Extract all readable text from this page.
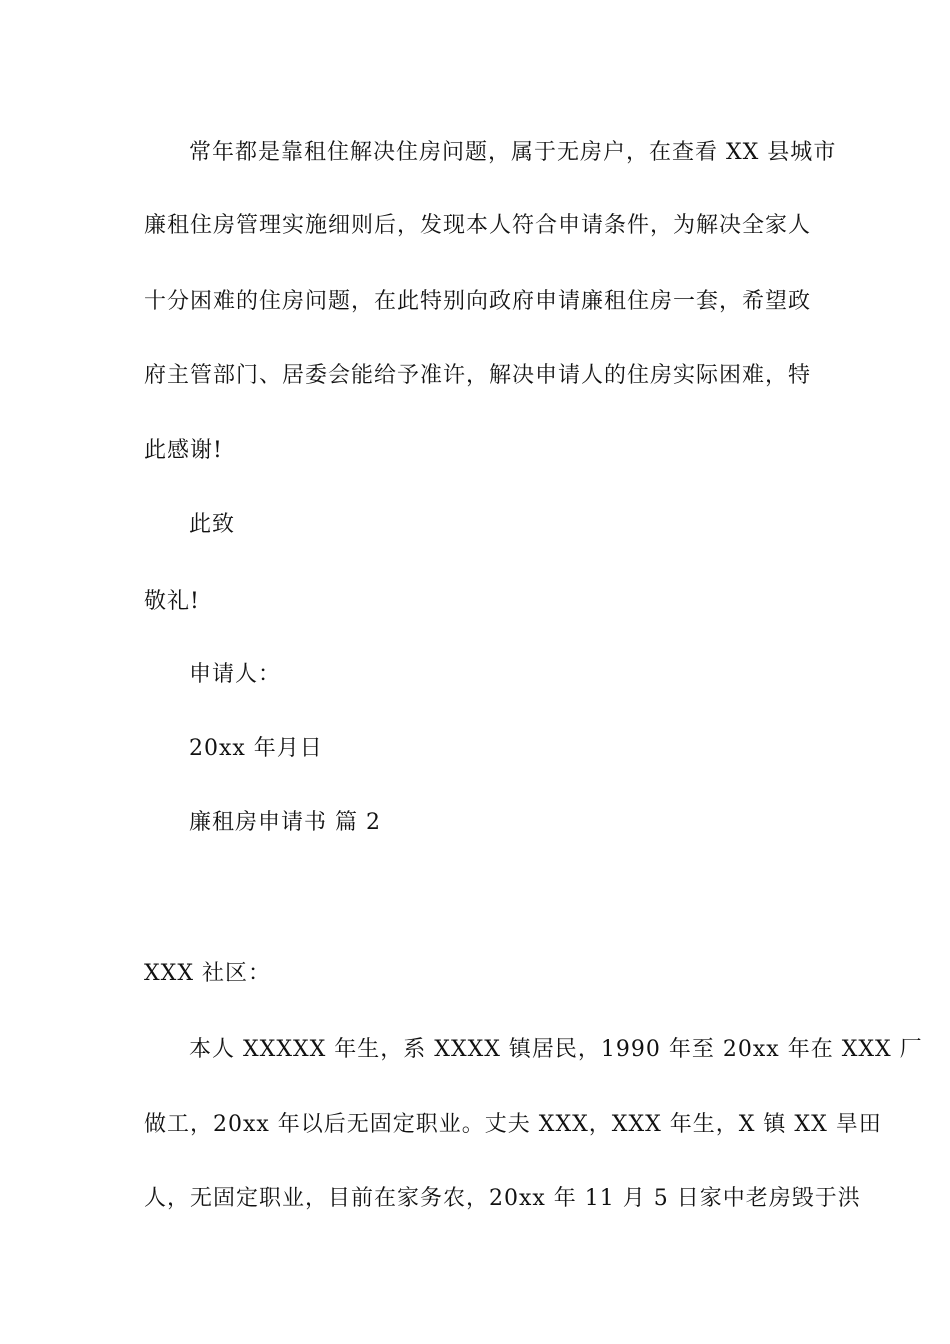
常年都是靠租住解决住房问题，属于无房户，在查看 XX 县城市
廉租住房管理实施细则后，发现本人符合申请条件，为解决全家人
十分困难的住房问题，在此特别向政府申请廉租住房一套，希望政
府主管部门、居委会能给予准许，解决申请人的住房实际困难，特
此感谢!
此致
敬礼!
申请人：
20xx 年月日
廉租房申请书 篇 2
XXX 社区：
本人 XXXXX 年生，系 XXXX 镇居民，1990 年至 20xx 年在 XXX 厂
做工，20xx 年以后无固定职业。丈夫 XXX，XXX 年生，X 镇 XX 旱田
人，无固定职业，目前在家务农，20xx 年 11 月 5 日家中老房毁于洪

Set task » Pictures don't belong in the copy. Transcribe every record exactly as it appears.

Result for this task »
Extract all readable text from this page.
常年都是靠租住解决住房问题，属于无房户，在查看 XX 县城市
廉租住房管理实施细则后，发现本人符合申请条件，为解决全家人
十分困难的住房问题，在此特别向政府申请廉租住房一套，希望政
府主管部门、居委会能给予准许，解决申请人的住房实际困难，特
此感谢!
此致
敬礼!
申请人：
20xx 年月日
廉租房申请书 篇 2
XXX 社区：
本人 XXXXX 年生，系 XXXX 镇居民，1990 年至 20xx 年在 XXX 厂
做工，20xx 年以后无固定职业。丈夫 XXX，XXX 年生，X 镇 XX 旱田
人，无固定职业，目前在家务农，20xx 年 11 月 5 日家中老房毁于洪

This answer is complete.